- _Material for the task_
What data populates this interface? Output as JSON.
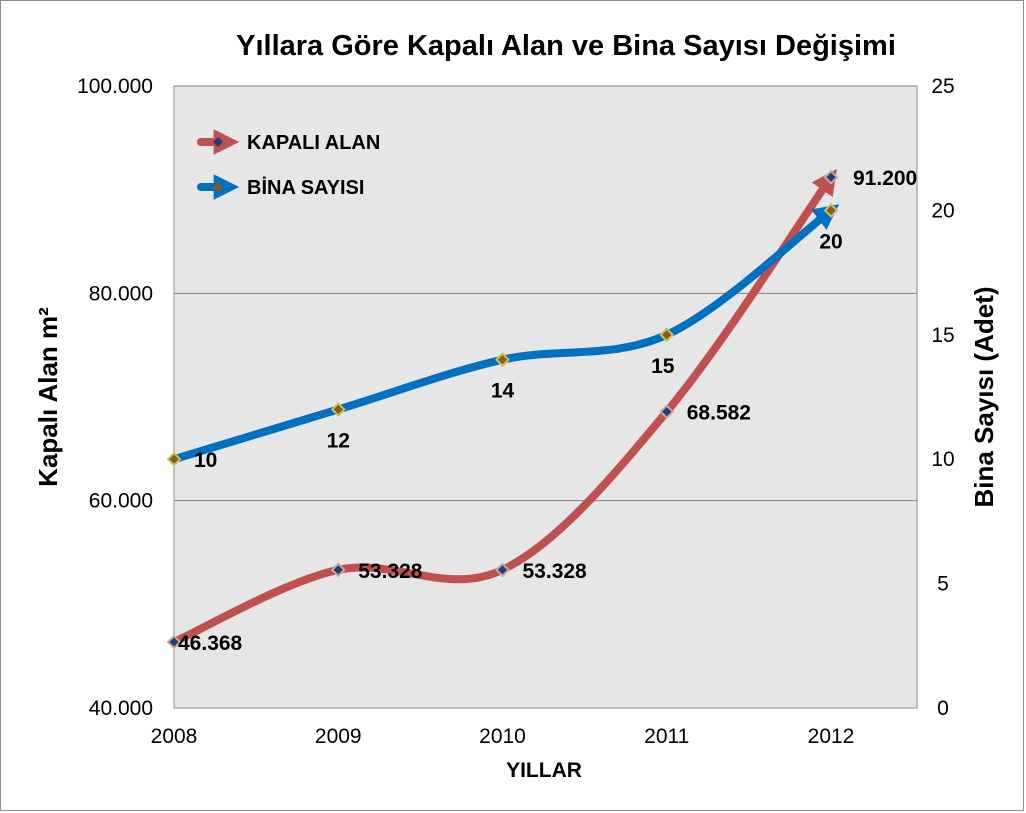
{
  "chart_data": {
    "type": "line",
    "title": "Yıllara Göre Kapalı Alan ve Bina Sayısı Değişimi",
    "xlabel": "YILLAR",
    "ylabel_left": "Kapalı Alan m²",
    "ylabel_right": "Bina Sayısı (Adet)",
    "categories": [
      "2008",
      "2009",
      "2010",
      "2011",
      "2012"
    ],
    "y_left": {
      "min": 40000,
      "max": 100000,
      "ticks": [
        40000,
        60000,
        80000,
        100000
      ],
      "tick_labels": [
        "40.000",
        "60.000",
        "80.000",
        "100.000"
      ]
    },
    "y_right": {
      "min": 0,
      "max": 25,
      "ticks": [
        0,
        5,
        10,
        15,
        20,
        25
      ],
      "tick_labels": [
        "0",
        "5",
        "10",
        "15",
        "20",
        "25"
      ]
    },
    "grid": true,
    "legend_position": "top-left",
    "series": [
      {
        "name": "KAPALI ALAN",
        "axis": "left",
        "color": "#c0504d",
        "marker_color": "#1f3f7a",
        "values": [
          46368,
          53328,
          53328,
          68582,
          91200
        ],
        "labels": [
          "46.368",
          "53.328",
          "53.328",
          "68.582",
          "91.200"
        ]
      },
      {
        "name": "BİNA SAYISI",
        "axis": "right",
        "color": "#0070c0",
        "marker_color": "#8b5a1a",
        "values": [
          10,
          12,
          14,
          15,
          20
        ],
        "labels": [
          "10",
          "12",
          "14",
          "15",
          "20"
        ]
      }
    ],
    "colors": {
      "plot_background": "#e6e6e6",
      "gridline": "#7f7f7f"
    }
  }
}
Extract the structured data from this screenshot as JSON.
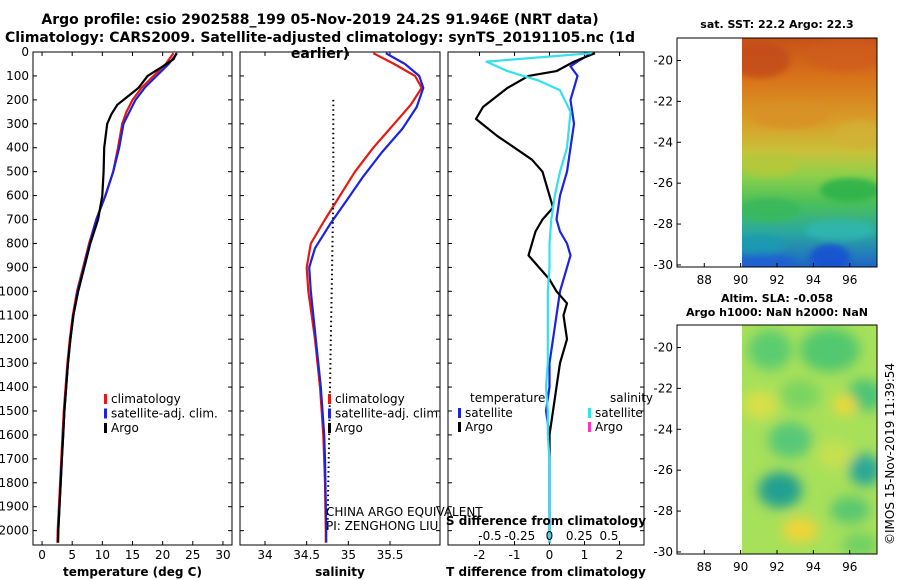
{
  "title_line1": "Argo profile: csio 2902588_199 05-Nov-2019 24.2S 91.946E (NRT data)",
  "title_line2": "Climatology: CARS2009. Satellite-adjusted climatology: synTS_20191105.nc (1d earlier)",
  "colors": {
    "climatology": "#e8170f",
    "satellite": "#1a23e0",
    "argo": "#000000",
    "argo_salinity": "#ff33cc",
    "satellite_salinity": "#33e0ee"
  },
  "chart_data": [
    {
      "type": "line",
      "name": "temperature",
      "xlabel": "temperature (deg C)",
      "ylabel": "depth",
      "xlim": [
        -1.5,
        31.5
      ],
      "ylim": [
        2060,
        0
      ],
      "xticks": [
        0,
        5,
        10,
        15,
        20,
        25,
        30
      ],
      "yticks": [
        0,
        100,
        200,
        300,
        400,
        500,
        600,
        700,
        800,
        900,
        1000,
        1100,
        1200,
        1300,
        1400,
        1500,
        1600,
        1700,
        1800,
        1900,
        2000
      ],
      "legend": [
        "climatology",
        "satellite-adj. clim.",
        "Argo"
      ],
      "series": [
        {
          "name": "climatology",
          "color": "red",
          "points": [
            [
              21.8,
              5
            ],
            [
              20.5,
              50
            ],
            [
              18.5,
              100
            ],
            [
              16.5,
              150
            ],
            [
              15,
              200
            ],
            [
              14,
              250
            ],
            [
              13.3,
              300
            ],
            [
              12.6,
              400
            ],
            [
              11.8,
              500
            ],
            [
              10.5,
              600
            ],
            [
              9,
              700
            ],
            [
              7.8,
              800
            ],
            [
              6.8,
              900
            ],
            [
              5.8,
              1000
            ],
            [
              5.1,
              1100
            ],
            [
              4.6,
              1200
            ],
            [
              4.2,
              1300
            ],
            [
              3.9,
              1400
            ],
            [
              3.6,
              1500
            ],
            [
              3.4,
              1600
            ],
            [
              3.2,
              1700
            ],
            [
              3.0,
              1800
            ],
            [
              2.8,
              1900
            ],
            [
              2.6,
              2000
            ],
            [
              2.55,
              2050
            ]
          ]
        },
        {
          "name": "satellite-adj. clim.",
          "color": "blue",
          "points": [
            [
              22.4,
              5
            ],
            [
              21,
              50
            ],
            [
              19,
              100
            ],
            [
              17,
              150
            ],
            [
              15.5,
              200
            ],
            [
              14.5,
              250
            ],
            [
              13.5,
              300
            ],
            [
              12.8,
              400
            ],
            [
              11.8,
              500
            ],
            [
              10.5,
              600
            ],
            [
              9,
              700
            ],
            [
              7.9,
              800
            ],
            [
              6.9,
              900
            ],
            [
              5.9,
              1000
            ],
            [
              5.2,
              1100
            ],
            [
              4.7,
              1200
            ],
            [
              4.3,
              1300
            ],
            [
              4.0,
              1400
            ],
            [
              3.7,
              1500
            ],
            [
              3.5,
              1600
            ],
            [
              3.3,
              1700
            ],
            [
              3.1,
              1800
            ],
            [
              2.9,
              1900
            ],
            [
              2.7,
              2000
            ],
            [
              2.65,
              2050
            ]
          ]
        },
        {
          "name": "Argo",
          "color": "black",
          "points": [
            [
              22.3,
              5
            ],
            [
              21.8,
              30
            ],
            [
              20,
              60
            ],
            [
              17.5,
              100
            ],
            [
              16,
              150
            ],
            [
              14.5,
              180
            ],
            [
              12.5,
              220
            ],
            [
              11.5,
              260
            ],
            [
              10.8,
              300
            ],
            [
              10.3,
              400
            ],
            [
              10.2,
              500
            ],
            [
              10,
              600
            ],
            [
              9.3,
              700
            ],
            [
              8,
              800
            ],
            [
              7,
              900
            ],
            [
              6,
              1000
            ],
            [
              5.2,
              1100
            ],
            [
              4.7,
              1200
            ],
            [
              4.3,
              1300
            ],
            [
              4.0,
              1400
            ],
            [
              3.7,
              1500
            ],
            [
              3.5,
              1600
            ],
            [
              3.3,
              1700
            ],
            [
              3.1,
              1800
            ],
            [
              2.9,
              1900
            ],
            [
              2.7,
              2000
            ],
            [
              2.65,
              2050
            ]
          ]
        }
      ]
    },
    {
      "type": "line",
      "name": "salinity",
      "xlabel": "salinity",
      "ylabel": "depth",
      "xlim": [
        33.7,
        36.1
      ],
      "ylim": [
        2060,
        0
      ],
      "xticks": [
        34,
        34.5,
        35,
        35.5
      ],
      "xtick_labels": [
        "34",
        "34.5",
        "35",
        "35.5"
      ],
      "legend": [
        "climatology",
        "satellite-adj. clim.",
        "Argo"
      ],
      "pi_text": [
        "CHINA ARGO EQUIVALENT",
        "PI: ZENGHONG LIU"
      ],
      "series": [
        {
          "name": "climatology",
          "color": "red",
          "points": [
            [
              35.3,
              5
            ],
            [
              35.55,
              50
            ],
            [
              35.8,
              100
            ],
            [
              35.88,
              150
            ],
            [
              35.75,
              220
            ],
            [
              35.55,
              300
            ],
            [
              35.3,
              400
            ],
            [
              35.08,
              500
            ],
            [
              34.9,
              600
            ],
            [
              34.72,
              700
            ],
            [
              34.55,
              800
            ],
            [
              34.5,
              900
            ],
            [
              34.52,
              1000
            ],
            [
              34.56,
              1100
            ],
            [
              34.6,
              1200
            ],
            [
              34.63,
              1300
            ],
            [
              34.66,
              1400
            ],
            [
              34.68,
              1500
            ],
            [
              34.7,
              1600
            ],
            [
              34.71,
              1700
            ],
            [
              34.72,
              1800
            ],
            [
              34.725,
              1900
            ],
            [
              34.73,
              2000
            ],
            [
              34.73,
              2050
            ]
          ]
        },
        {
          "name": "satellite-adj. clim.",
          "color": "blue",
          "points": [
            [
              35.45,
              5
            ],
            [
              35.68,
              50
            ],
            [
              35.85,
              100
            ],
            [
              35.9,
              150
            ],
            [
              35.82,
              230
            ],
            [
              35.65,
              320
            ],
            [
              35.4,
              420
            ],
            [
              35.18,
              520
            ],
            [
              34.98,
              620
            ],
            [
              34.78,
              720
            ],
            [
              34.6,
              820
            ],
            [
              34.53,
              900
            ],
            [
              34.55,
              1000
            ],
            [
              34.58,
              1100
            ],
            [
              34.61,
              1200
            ],
            [
              34.64,
              1300
            ],
            [
              34.67,
              1400
            ],
            [
              34.69,
              1500
            ],
            [
              34.71,
              1600
            ],
            [
              34.72,
              1700
            ],
            [
              34.725,
              1800
            ],
            [
              34.73,
              1900
            ],
            [
              34.735,
              2000
            ],
            [
              34.735,
              2050
            ]
          ]
        },
        {
          "name": "Argo",
          "color": "black",
          "style": "dotted",
          "points": [
            [
              34.82,
              200
            ],
            [
              34.82,
              400
            ],
            [
              34.82,
              600
            ],
            [
              34.81,
              800
            ],
            [
              34.8,
              1000
            ],
            [
              34.79,
              1200
            ],
            [
              34.78,
              1400
            ],
            [
              34.77,
              1600
            ],
            [
              34.76,
              1800
            ],
            [
              34.75,
              2000
            ]
          ]
        }
      ]
    },
    {
      "type": "line",
      "name": "difference from climatology",
      "xlabel": "T difference from climatology",
      "xlabel_top": "S difference from climatology",
      "xlim": [
        -2.9,
        2.7
      ],
      "ylim": [
        2060,
        0
      ],
      "xticks": [
        -2,
        -1,
        0,
        1,
        2
      ],
      "top_ticks": [
        -0.5,
        -0.25,
        0,
        0.25,
        0.5
      ],
      "top_tick_labels": [
        "-0.5",
        "-0.25",
        "0",
        "0.25",
        "0.5"
      ],
      "legend_temperature": {
        "title": "temperature",
        "items": [
          "satellite",
          "Argo"
        ]
      },
      "legend_salinity": {
        "title": "salinity",
        "items": [
          "satellite",
          "Argo"
        ]
      },
      "series": [
        {
          "name": "T satellite",
          "color": "blue",
          "points": [
            [
              1.2,
              5
            ],
            [
              0.8,
              40
            ],
            [
              0.6,
              60
            ],
            [
              0.8,
              100
            ],
            [
              0.7,
              150
            ],
            [
              0.6,
              200
            ],
            [
              0.7,
              300
            ],
            [
              0.6,
              400
            ],
            [
              0.5,
              500
            ],
            [
              0.3,
              600
            ],
            [
              0.2,
              700
            ],
            [
              0.3,
              750
            ],
            [
              0.5,
              800
            ],
            [
              0.6,
              850
            ],
            [
              0.5,
              900
            ],
            [
              0.3,
              1000
            ],
            [
              0.2,
              1100
            ],
            [
              0.1,
              1200
            ],
            [
              0,
              1300
            ],
            [
              0,
              1400
            ],
            [
              -0.1,
              1500
            ],
            [
              0,
              1600
            ],
            [
              0,
              1700
            ],
            [
              0,
              1800
            ],
            [
              0,
              1900
            ],
            [
              0,
              2000
            ],
            [
              0,
              2050
            ]
          ]
        },
        {
          "name": "T Argo",
          "color": "black",
          "points": [
            [
              1.3,
              5
            ],
            [
              0.7,
              40
            ],
            [
              0.2,
              80
            ],
            [
              -0.6,
              100
            ],
            [
              -1.2,
              150
            ],
            [
              -1.9,
              230
            ],
            [
              -2.1,
              280
            ],
            [
              -1.5,
              350
            ],
            [
              -1,
              400
            ],
            [
              -0.5,
              450
            ],
            [
              -0.2,
              500
            ],
            [
              0,
              600
            ],
            [
              0.1,
              650
            ],
            [
              -0.2,
              700
            ],
            [
              -0.4,
              750
            ],
            [
              -0.6,
              850
            ],
            [
              -0.3,
              900
            ],
            [
              0,
              950
            ],
            [
              0.2,
              1000
            ],
            [
              0.5,
              1050
            ],
            [
              0.4,
              1100
            ],
            [
              0.5,
              1200
            ],
            [
              0.3,
              1300
            ],
            [
              0.2,
              1400
            ],
            [
              0.1,
              1500
            ],
            [
              0,
              1600
            ],
            [
              0,
              1700
            ],
            [
              0,
              1800
            ],
            [
              0,
              1900
            ],
            [
              0,
              2000
            ],
            [
              0,
              2050
            ]
          ]
        },
        {
          "name": "S satellite",
          "color": "cyan",
          "points": [
            [
              1.2,
              5
            ],
            [
              -1.8,
              40
            ],
            [
              -1.2,
              80
            ],
            [
              -0.3,
              120
            ],
            [
              0.3,
              160
            ],
            [
              0.6,
              250
            ],
            [
              0.5,
              400
            ],
            [
              0.3,
              500
            ],
            [
              0.15,
              600
            ],
            [
              0.05,
              700
            ],
            [
              0,
              800
            ],
            [
              0,
              900
            ],
            [
              -0.05,
              1000
            ],
            [
              -0.05,
              1100
            ],
            [
              -0.05,
              1200
            ],
            [
              -0.05,
              1300
            ],
            [
              -0.1,
              1400
            ],
            [
              -0.05,
              1500
            ],
            [
              -0.05,
              1600
            ],
            [
              0,
              1700
            ],
            [
              0,
              1800
            ],
            [
              0,
              1900
            ],
            [
              0,
              2000
            ],
            [
              0,
              2050
            ]
          ]
        }
      ]
    },
    {
      "type": "heatmap",
      "name": "sat. SST map",
      "title": "sat. SST: 22.2 Argo: 22.3",
      "xticks": [
        88,
        90,
        92,
        94,
        96
      ],
      "yticks": [
        -20,
        -22,
        -24,
        -26,
        -28,
        -30
      ],
      "xlim": [
        86.5,
        97.5
      ],
      "ylim": [
        -30.1,
        -18.9
      ],
      "data_xlim": [
        90,
        97.5
      ]
    },
    {
      "type": "heatmap",
      "name": "Altim. SLA map",
      "title_line1": "Altim. SLA: -0.058",
      "title_line2": "Argo h1000: NaN h2000: NaN",
      "xticks": [
        88,
        90,
        92,
        94,
        96
      ],
      "yticks": [
        -20,
        -22,
        -24,
        -26,
        -28,
        -30
      ],
      "xlim": [
        86.5,
        97.5
      ],
      "ylim": [
        -30.1,
        -18.9
      ],
      "data_xlim": [
        90,
        97.5
      ]
    }
  ],
  "footer": "©IMOS 15-Nov-2019 11:39:54"
}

- _Work to complete_
Lines of the material that contain the word "climatology" are to be gathered.

- _Written solution_
  "title_line2": "Climatology: CARS2009. Satellite-adjusted climatology: synTS_20191105.nc (1d earlier)",
    "climatology": "#e8170f",
        "climatology",
          "name": "climatology",
        "climatology",
          "name": "climatology",
      "name": "difference from climatology",
      "xlabel": "T difference from climatology",
      "xlabel_top": "S difference from climatology",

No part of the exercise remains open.